▶ [What this task involves]:
Copy out the data below without any change, beginning at the line that contains "intro-line-2: 作权转让事宜达成本协议。 xyxy=(242,599,699,643)" and stopping after the line that contains "software-name-blank xyxy=(700,508,1148,556)".
• • •
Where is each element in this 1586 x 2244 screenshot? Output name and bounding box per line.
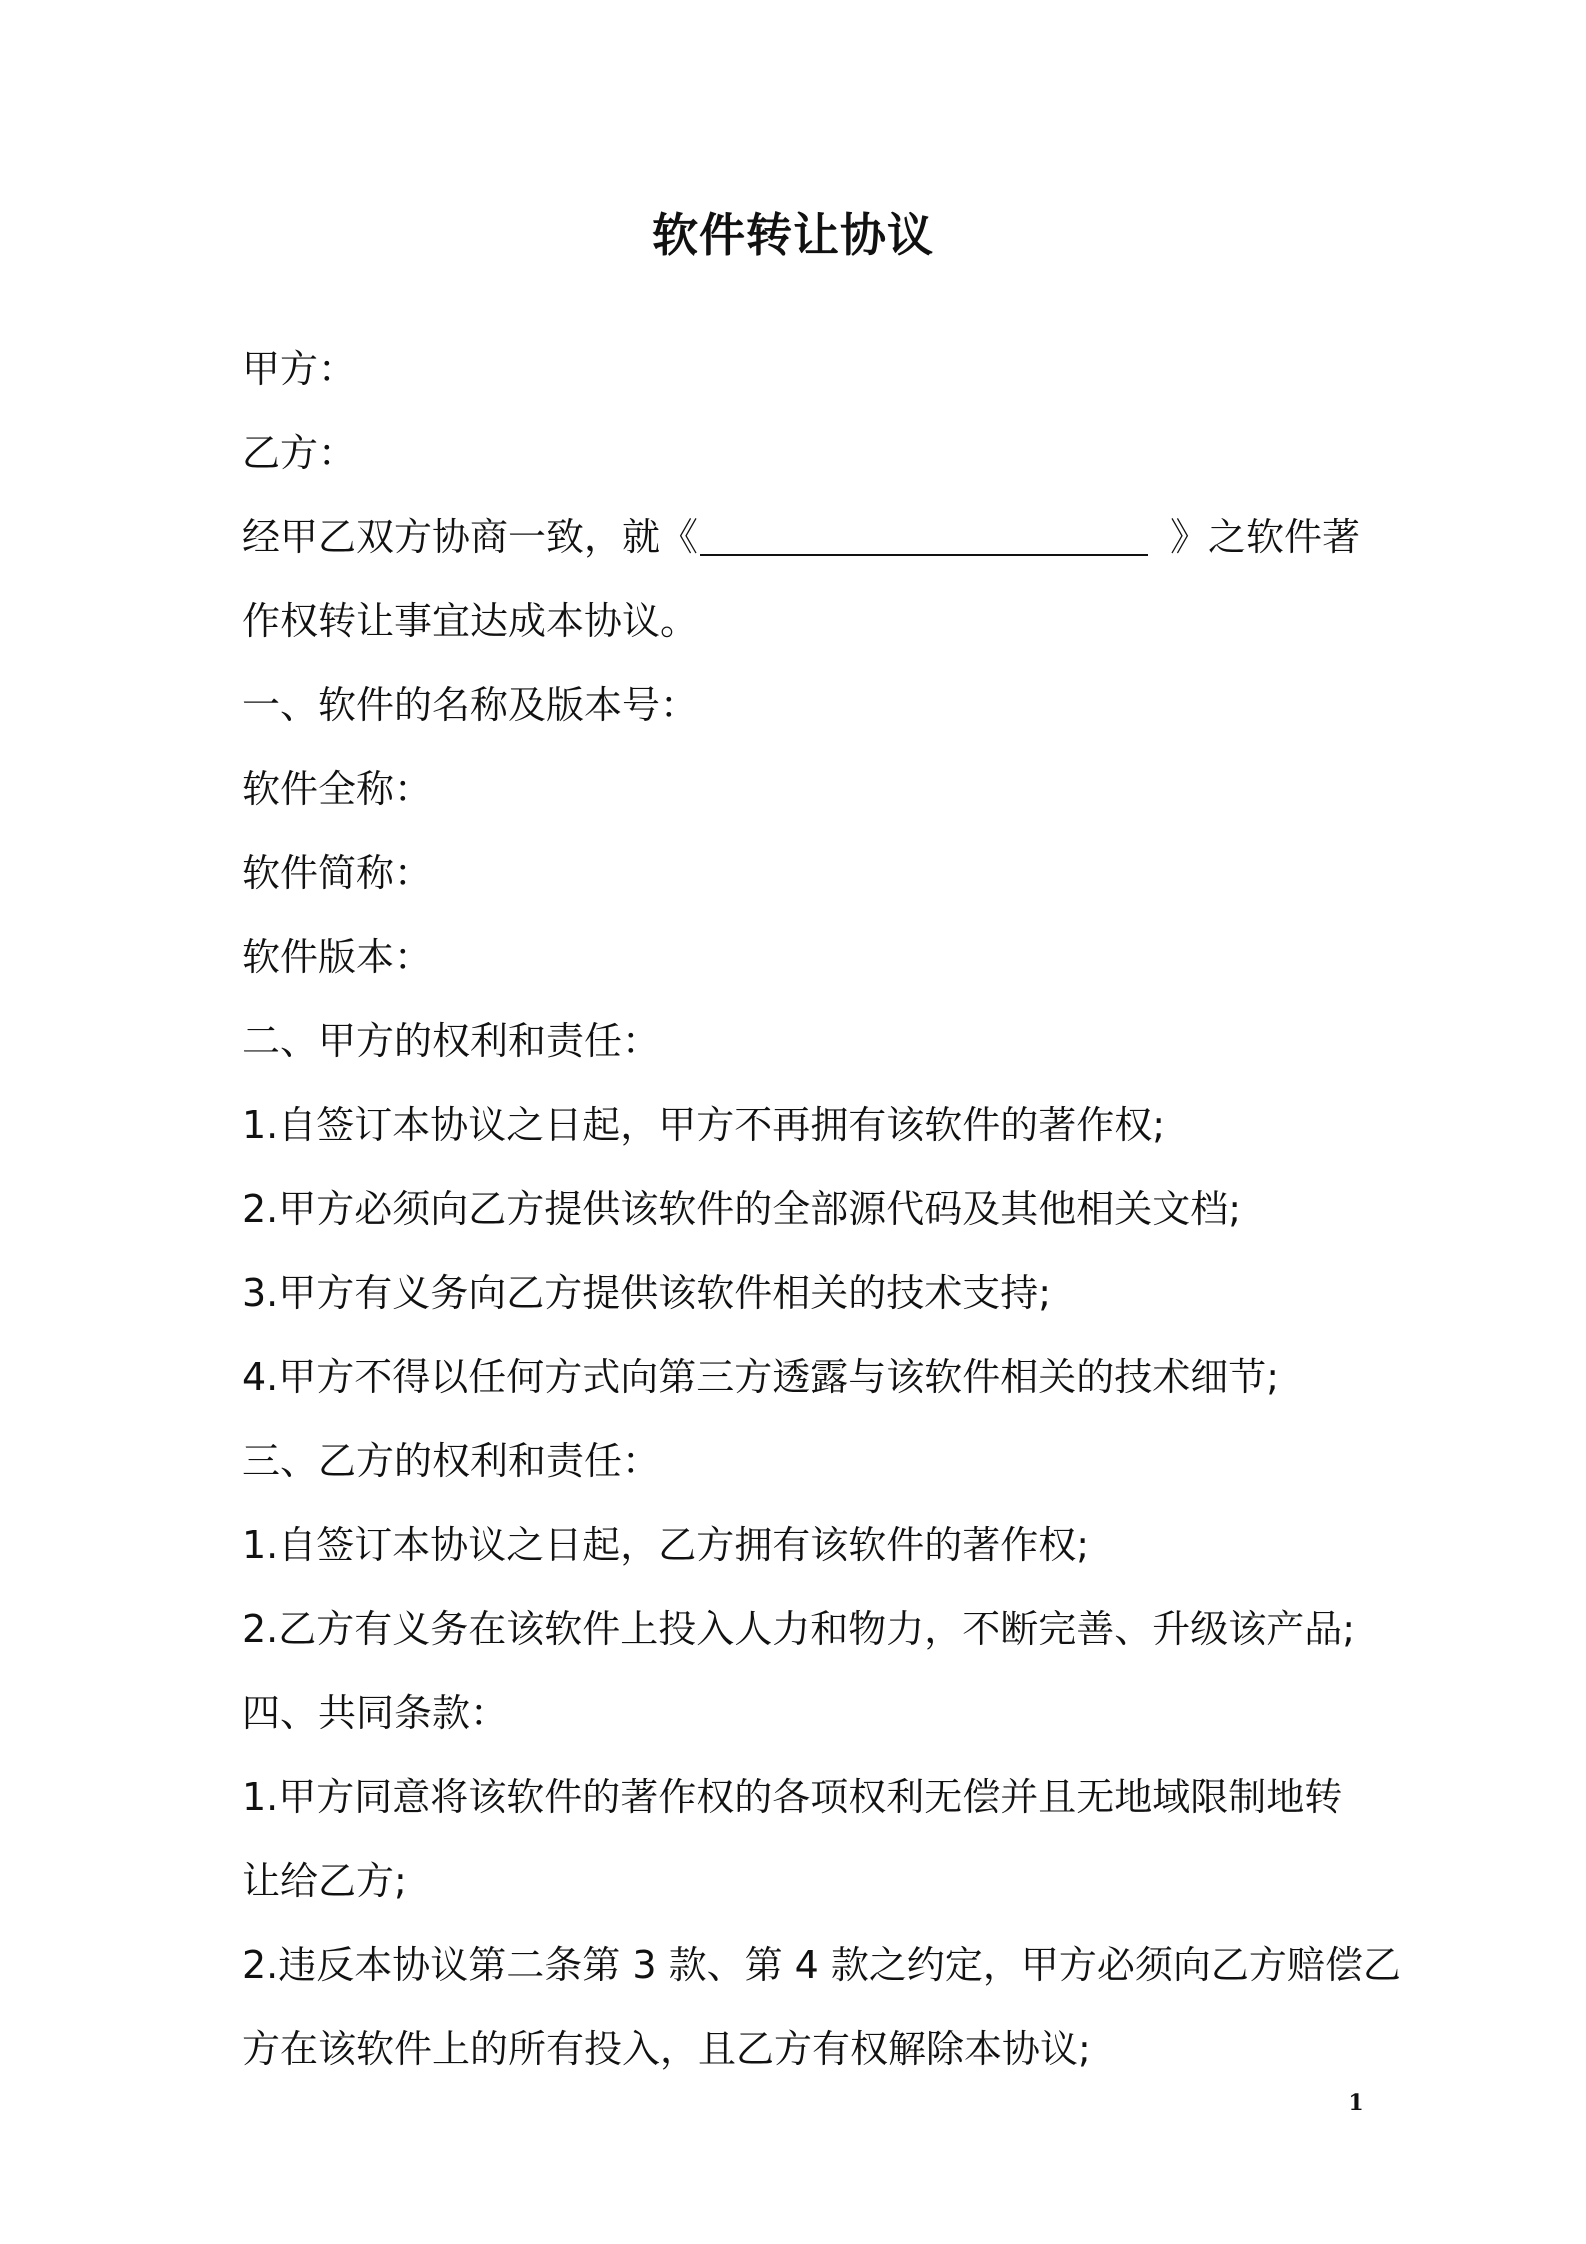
intro-line-2: 作权转让事宜达成本协议。 xyxy=(242,599,699,643)
section-1-heading: 一、软件的名称及版本号： xyxy=(242,683,699,727)
section-3-heading: 三、乙方的权利和责任： xyxy=(242,1439,661,1483)
section-4-clause-2-line-1: 2.违反本协议第二条第 3 款、第 4 款之约定，甲方必须向乙方赔偿乙 xyxy=(242,1943,1401,1987)
software-version-line: 软件版本： xyxy=(242,935,433,979)
intro-text-after: 》之软件著 xyxy=(1170,515,1361,559)
document-title: 软件转让协议 xyxy=(652,208,934,262)
section-4-clause-1-line-1: 1.甲方同意将该软件的著作权的各项权利无偿并且无地域限制地转 xyxy=(242,1775,1343,1819)
section-2-heading: 二、甲方的权利和责任： xyxy=(242,1019,661,1063)
party-b-line: 乙方： xyxy=(242,431,357,475)
software-short-name-line: 软件简称： xyxy=(242,851,433,895)
section-4-clause-1-line-2: 让给乙方; xyxy=(242,1859,407,1903)
section-3-clause-2: 2.乙方有义务在该软件上投入人力和物力，不断完善、升级该产品; xyxy=(242,1607,1356,1651)
intro-line-1 xyxy=(242,495,1362,579)
section-3-clause-1: 1.自签订本协议之日起，乙方拥有该软件的著作权; xyxy=(242,1523,1090,1567)
section-4-heading: 四、共同条款： xyxy=(242,1691,509,1735)
software-name-blank xyxy=(700,508,1148,556)
intro-text-before: 经甲乙双方协商一致，就《 xyxy=(242,515,699,559)
software-full-name-line: 软件全称： xyxy=(242,767,433,811)
page-number: 1 xyxy=(1348,2090,1364,2116)
section-2-clause-4: 4.甲方不得以任何方式向第三方透露与该软件相关的技术细节; xyxy=(242,1355,1280,1399)
section-2-clause-3: 3.甲方有义务向乙方提供该软件相关的技术支持; xyxy=(242,1271,1052,1315)
section-4-clause-2-line-2: 方在该软件上的所有投入，且乙方有权解除本协议; xyxy=(242,2027,1091,2071)
section-2-clause-1: 1.自签订本协议之日起，甲方不再拥有该软件的著作权; xyxy=(242,1103,1166,1147)
section-2-clause-2: 2.甲方必须向乙方提供该软件的全部源代码及其他相关文档; xyxy=(242,1187,1242,1231)
party-a-line: 甲方： xyxy=(242,347,357,391)
document-body xyxy=(242,327,1401,2091)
• • •
▶ [Solution to the problem]:
intro-line-2: 作权转让事宜达成本协议。 xyxy=(242,599,699,643)
section-1-heading: 一、软件的名称及版本号： xyxy=(242,683,699,727)
section-3-heading: 三、乙方的权利和责任： xyxy=(242,1439,661,1483)
section-4-clause-2-line-1: 2.违反本协议第二条第 3 款、第 4 款之约定，甲方必须向乙方赔偿乙 xyxy=(242,1943,1401,1987)
software-version-line: 软件版本： xyxy=(242,935,433,979)
intro-text-after: 》之软件著 xyxy=(1170,515,1361,559)
document-title: 软件转让协议 xyxy=(652,208,934,262)
section-4-clause-1-line-1: 1.甲方同意将该软件的著作权的各项权利无偿并且无地域限制地转 xyxy=(242,1775,1343,1819)
section-2-heading: 二、甲方的权利和责任： xyxy=(242,1019,661,1063)
party-b-line: 乙方： xyxy=(242,431,357,475)
software-short-name-line: 软件简称： xyxy=(242,851,433,895)
section-4-clause-1-line-2: 让给乙方; xyxy=(242,1859,407,1903)
section-3-clause-2: 2.乙方有义务在该软件上投入人力和物力，不断完善、升级该产品; xyxy=(242,1607,1356,1651)
intro-line-1 xyxy=(242,495,1362,579)
section-3-clause-1: 1.自签订本协议之日起，乙方拥有该软件的著作权; xyxy=(242,1523,1090,1567)
section-4-heading: 四、共同条款： xyxy=(242,1691,509,1735)
software-name-blank xyxy=(700,508,1148,556)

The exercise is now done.